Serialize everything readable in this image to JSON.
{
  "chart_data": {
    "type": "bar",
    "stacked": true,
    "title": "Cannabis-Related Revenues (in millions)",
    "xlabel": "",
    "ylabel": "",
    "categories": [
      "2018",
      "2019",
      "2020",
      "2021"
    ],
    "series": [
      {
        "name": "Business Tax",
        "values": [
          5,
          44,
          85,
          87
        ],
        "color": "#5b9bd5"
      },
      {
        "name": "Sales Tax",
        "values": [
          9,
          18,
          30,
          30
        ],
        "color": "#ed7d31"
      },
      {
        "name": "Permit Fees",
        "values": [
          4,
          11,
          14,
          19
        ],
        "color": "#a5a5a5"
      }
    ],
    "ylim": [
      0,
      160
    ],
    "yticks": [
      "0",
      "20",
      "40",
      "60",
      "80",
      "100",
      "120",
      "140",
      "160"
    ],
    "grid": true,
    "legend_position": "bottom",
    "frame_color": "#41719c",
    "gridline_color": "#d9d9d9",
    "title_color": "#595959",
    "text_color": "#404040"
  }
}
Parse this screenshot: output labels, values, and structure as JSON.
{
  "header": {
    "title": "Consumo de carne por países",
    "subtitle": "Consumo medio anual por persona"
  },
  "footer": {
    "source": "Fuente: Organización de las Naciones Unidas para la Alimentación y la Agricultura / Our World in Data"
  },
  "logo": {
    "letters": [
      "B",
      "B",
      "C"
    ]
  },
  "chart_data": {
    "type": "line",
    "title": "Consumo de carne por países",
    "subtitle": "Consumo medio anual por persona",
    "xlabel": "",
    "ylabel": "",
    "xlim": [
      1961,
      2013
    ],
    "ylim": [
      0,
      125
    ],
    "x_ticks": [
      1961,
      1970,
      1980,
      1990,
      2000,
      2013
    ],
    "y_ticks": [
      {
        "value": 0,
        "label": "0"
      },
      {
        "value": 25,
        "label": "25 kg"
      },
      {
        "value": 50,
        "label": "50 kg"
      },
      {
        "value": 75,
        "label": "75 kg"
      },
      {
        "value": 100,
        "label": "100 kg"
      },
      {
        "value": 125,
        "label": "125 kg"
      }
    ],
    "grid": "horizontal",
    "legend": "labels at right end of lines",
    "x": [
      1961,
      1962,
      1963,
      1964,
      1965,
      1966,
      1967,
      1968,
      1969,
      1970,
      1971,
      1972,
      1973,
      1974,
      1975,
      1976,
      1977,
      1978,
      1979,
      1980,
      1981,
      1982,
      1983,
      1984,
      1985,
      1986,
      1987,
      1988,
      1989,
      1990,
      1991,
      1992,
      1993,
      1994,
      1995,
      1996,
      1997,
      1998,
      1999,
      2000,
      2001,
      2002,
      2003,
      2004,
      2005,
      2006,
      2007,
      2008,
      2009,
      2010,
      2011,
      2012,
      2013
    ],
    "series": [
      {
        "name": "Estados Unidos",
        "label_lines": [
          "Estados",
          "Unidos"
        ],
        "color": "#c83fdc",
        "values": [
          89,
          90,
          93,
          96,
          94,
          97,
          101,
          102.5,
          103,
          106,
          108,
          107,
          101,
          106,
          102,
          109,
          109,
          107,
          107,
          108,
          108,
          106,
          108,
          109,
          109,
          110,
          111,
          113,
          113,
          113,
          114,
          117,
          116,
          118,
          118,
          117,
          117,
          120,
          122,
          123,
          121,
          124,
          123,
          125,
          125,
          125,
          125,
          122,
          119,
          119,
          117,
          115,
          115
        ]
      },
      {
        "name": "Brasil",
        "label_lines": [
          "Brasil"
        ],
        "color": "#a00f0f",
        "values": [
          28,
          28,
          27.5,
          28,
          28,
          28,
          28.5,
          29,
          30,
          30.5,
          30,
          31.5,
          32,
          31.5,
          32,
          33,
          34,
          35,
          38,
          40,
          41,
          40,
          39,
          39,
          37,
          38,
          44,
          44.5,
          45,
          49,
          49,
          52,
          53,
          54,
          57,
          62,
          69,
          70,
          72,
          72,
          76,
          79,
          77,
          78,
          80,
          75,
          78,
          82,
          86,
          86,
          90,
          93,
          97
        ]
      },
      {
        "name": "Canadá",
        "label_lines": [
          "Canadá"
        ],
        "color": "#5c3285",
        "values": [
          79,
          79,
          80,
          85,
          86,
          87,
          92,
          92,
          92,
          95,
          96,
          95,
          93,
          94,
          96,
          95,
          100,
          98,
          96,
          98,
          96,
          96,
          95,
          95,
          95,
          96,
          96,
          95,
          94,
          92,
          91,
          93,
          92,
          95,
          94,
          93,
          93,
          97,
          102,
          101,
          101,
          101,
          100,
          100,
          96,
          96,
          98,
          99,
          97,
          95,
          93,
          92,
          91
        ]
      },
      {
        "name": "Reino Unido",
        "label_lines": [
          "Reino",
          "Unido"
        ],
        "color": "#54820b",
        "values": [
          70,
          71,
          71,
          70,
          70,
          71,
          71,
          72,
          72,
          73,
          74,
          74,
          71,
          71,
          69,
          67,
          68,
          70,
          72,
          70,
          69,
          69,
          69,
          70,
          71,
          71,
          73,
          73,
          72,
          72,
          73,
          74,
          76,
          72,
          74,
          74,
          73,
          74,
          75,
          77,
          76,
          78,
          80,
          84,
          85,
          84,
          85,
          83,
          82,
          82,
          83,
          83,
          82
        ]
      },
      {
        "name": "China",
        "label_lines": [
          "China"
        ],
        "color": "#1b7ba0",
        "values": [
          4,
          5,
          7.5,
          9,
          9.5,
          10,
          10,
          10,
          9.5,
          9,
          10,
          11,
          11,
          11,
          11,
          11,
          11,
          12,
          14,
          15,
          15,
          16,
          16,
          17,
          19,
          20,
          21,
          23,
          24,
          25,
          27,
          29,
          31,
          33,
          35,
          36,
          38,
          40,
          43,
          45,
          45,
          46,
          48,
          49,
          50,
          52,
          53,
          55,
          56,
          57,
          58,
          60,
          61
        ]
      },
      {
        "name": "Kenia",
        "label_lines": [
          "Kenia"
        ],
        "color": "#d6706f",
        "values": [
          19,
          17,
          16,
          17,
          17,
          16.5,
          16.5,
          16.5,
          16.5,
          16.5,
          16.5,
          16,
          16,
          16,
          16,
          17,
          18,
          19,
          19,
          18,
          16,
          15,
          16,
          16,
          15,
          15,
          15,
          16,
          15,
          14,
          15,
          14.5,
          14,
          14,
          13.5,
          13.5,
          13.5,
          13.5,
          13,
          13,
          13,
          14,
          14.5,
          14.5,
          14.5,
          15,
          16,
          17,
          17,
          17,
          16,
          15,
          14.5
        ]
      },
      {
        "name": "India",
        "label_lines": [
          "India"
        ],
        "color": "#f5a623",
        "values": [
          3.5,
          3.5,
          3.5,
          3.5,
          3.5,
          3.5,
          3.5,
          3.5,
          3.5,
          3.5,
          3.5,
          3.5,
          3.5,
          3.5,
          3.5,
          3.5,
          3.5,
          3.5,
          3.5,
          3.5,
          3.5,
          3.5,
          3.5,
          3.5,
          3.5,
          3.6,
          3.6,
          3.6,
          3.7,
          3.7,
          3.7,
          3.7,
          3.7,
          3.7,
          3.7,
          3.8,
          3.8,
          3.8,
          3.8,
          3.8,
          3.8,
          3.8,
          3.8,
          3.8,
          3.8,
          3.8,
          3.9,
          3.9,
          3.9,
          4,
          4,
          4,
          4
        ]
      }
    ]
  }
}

** Task **
Determine how many lines in the listing above hold the string "JSON", then write only the number.

** Result of the task **
2